- **Request**
Only the number is wanted: count the lines that include the word "Beach".
□ □ □ □
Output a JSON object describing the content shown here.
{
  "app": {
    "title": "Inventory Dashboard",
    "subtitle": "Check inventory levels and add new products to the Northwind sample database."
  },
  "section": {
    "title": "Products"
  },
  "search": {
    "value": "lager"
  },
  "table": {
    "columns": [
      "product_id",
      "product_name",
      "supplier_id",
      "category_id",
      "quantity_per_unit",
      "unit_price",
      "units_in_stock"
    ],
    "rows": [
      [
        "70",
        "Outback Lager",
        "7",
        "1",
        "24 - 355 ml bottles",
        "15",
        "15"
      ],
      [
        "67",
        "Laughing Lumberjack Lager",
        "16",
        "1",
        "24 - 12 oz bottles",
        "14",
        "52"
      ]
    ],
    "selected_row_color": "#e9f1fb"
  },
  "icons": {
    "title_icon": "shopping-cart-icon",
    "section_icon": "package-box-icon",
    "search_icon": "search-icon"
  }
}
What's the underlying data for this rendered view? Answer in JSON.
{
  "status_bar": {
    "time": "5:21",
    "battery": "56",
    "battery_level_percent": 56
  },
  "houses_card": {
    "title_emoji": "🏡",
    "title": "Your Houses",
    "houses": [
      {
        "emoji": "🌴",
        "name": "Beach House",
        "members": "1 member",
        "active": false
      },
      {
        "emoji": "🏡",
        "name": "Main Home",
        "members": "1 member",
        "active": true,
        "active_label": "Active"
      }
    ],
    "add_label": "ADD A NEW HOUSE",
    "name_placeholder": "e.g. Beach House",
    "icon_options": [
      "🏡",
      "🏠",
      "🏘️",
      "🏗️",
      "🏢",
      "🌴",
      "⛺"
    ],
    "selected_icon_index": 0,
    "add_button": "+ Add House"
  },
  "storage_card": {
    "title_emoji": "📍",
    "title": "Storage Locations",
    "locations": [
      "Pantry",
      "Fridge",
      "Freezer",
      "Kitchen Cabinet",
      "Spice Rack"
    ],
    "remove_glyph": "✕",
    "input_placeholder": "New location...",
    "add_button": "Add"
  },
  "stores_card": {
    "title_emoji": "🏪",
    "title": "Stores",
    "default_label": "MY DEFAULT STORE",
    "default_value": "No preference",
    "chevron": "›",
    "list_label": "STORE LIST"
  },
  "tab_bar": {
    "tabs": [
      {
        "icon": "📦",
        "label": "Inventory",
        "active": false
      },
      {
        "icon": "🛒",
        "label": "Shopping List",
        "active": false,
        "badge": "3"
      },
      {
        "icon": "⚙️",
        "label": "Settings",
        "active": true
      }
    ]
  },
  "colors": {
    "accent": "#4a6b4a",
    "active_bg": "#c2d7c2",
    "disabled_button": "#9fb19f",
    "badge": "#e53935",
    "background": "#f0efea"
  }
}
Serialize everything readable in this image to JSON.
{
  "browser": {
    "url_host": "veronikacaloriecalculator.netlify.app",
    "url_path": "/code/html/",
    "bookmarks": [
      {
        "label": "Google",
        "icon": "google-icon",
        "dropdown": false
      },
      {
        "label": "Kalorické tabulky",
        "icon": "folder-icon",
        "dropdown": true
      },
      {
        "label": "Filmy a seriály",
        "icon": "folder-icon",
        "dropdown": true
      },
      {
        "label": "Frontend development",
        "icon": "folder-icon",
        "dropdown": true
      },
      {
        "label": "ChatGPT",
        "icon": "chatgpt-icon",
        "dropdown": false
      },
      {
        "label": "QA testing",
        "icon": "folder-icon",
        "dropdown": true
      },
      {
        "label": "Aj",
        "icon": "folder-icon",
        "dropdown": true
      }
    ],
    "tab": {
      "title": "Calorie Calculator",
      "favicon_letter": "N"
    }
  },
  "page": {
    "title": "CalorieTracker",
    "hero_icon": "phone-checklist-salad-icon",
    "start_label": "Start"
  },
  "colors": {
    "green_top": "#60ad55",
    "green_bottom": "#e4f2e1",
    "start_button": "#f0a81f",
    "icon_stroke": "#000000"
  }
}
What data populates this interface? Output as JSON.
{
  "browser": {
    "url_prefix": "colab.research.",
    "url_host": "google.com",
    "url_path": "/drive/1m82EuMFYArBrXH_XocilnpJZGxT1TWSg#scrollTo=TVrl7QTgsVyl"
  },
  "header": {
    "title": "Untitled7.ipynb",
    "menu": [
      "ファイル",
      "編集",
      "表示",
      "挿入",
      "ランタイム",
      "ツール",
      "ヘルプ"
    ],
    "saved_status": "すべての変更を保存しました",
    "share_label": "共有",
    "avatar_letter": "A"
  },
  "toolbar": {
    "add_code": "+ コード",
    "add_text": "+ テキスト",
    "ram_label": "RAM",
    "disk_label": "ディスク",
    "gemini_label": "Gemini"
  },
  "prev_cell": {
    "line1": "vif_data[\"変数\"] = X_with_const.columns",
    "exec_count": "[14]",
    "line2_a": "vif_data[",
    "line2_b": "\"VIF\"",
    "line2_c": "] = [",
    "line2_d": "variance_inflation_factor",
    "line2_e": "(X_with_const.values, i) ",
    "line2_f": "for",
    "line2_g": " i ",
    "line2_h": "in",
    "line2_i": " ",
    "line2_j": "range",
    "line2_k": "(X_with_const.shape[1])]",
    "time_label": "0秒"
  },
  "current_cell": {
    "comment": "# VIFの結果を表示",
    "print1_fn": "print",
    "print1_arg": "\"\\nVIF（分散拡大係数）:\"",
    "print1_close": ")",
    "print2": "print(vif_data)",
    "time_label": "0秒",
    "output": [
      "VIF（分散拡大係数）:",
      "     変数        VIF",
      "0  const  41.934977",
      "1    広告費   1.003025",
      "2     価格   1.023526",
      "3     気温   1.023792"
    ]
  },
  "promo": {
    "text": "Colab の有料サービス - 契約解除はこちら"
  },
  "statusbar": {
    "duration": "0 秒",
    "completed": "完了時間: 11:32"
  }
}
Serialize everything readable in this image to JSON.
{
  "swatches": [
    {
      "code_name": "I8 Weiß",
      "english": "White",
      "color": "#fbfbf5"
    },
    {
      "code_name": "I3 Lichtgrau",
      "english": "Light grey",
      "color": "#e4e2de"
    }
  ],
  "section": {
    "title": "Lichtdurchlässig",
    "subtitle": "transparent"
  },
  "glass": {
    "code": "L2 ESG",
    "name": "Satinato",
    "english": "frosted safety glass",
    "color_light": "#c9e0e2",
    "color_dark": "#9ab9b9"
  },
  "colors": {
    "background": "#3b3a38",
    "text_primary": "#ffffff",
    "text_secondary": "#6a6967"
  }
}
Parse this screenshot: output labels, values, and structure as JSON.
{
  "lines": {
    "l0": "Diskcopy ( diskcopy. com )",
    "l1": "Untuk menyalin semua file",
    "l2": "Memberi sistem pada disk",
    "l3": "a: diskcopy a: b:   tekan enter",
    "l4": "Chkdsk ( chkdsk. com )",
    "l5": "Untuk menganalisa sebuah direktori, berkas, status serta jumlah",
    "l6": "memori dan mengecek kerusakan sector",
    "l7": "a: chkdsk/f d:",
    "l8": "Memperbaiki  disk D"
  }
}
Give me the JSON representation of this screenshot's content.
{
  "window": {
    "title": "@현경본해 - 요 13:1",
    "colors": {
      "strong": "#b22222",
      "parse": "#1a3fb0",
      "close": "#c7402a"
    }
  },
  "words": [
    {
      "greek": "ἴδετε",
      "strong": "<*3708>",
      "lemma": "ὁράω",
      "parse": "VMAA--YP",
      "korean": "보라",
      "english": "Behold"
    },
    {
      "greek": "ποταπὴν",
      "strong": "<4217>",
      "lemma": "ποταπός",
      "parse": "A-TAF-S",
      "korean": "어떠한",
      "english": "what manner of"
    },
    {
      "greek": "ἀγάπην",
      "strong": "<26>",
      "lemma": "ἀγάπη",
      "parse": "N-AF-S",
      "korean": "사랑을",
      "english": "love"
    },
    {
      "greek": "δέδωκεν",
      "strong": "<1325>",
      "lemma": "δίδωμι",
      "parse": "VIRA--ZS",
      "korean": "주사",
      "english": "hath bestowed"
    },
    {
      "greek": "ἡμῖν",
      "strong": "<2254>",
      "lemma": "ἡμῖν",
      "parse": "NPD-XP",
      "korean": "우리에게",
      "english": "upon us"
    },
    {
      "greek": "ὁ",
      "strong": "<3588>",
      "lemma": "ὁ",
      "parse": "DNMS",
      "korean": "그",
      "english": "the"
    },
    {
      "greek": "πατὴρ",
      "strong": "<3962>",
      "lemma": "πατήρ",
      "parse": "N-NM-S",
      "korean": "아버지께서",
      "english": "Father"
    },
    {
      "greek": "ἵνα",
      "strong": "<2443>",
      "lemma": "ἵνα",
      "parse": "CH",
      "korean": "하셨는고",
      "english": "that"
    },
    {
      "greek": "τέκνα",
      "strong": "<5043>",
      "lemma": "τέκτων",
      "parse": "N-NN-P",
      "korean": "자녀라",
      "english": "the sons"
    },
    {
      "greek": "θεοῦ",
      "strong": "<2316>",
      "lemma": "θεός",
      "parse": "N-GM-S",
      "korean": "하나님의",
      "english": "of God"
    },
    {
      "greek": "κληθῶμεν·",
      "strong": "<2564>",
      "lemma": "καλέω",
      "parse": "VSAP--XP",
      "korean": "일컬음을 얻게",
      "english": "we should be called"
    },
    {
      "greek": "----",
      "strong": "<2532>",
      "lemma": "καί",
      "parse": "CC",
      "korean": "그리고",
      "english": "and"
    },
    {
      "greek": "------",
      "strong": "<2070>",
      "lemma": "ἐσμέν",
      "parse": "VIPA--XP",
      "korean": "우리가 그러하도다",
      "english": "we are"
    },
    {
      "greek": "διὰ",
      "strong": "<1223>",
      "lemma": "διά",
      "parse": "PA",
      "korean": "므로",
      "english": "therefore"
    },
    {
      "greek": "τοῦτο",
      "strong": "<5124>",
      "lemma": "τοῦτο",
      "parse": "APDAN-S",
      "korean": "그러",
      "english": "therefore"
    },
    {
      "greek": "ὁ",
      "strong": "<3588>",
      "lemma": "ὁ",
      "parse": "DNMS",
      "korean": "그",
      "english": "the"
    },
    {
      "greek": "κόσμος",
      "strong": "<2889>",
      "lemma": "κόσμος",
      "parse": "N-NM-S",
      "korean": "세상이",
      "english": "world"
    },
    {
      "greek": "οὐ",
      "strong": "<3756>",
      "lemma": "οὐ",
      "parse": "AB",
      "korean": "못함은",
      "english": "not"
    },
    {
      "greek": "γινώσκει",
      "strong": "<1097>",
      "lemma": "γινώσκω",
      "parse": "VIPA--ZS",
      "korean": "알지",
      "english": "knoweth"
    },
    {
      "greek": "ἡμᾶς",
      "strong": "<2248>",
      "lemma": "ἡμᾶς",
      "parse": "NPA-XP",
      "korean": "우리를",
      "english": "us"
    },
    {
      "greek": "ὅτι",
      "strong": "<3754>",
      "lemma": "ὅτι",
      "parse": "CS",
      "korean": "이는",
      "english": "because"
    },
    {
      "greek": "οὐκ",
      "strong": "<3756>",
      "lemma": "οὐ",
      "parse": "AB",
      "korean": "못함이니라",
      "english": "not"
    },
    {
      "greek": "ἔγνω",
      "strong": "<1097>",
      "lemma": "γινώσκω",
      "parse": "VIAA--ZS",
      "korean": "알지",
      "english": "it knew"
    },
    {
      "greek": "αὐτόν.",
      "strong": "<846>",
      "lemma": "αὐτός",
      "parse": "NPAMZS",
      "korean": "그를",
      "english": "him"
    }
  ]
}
□ □ □ □
- **Problem solution**
2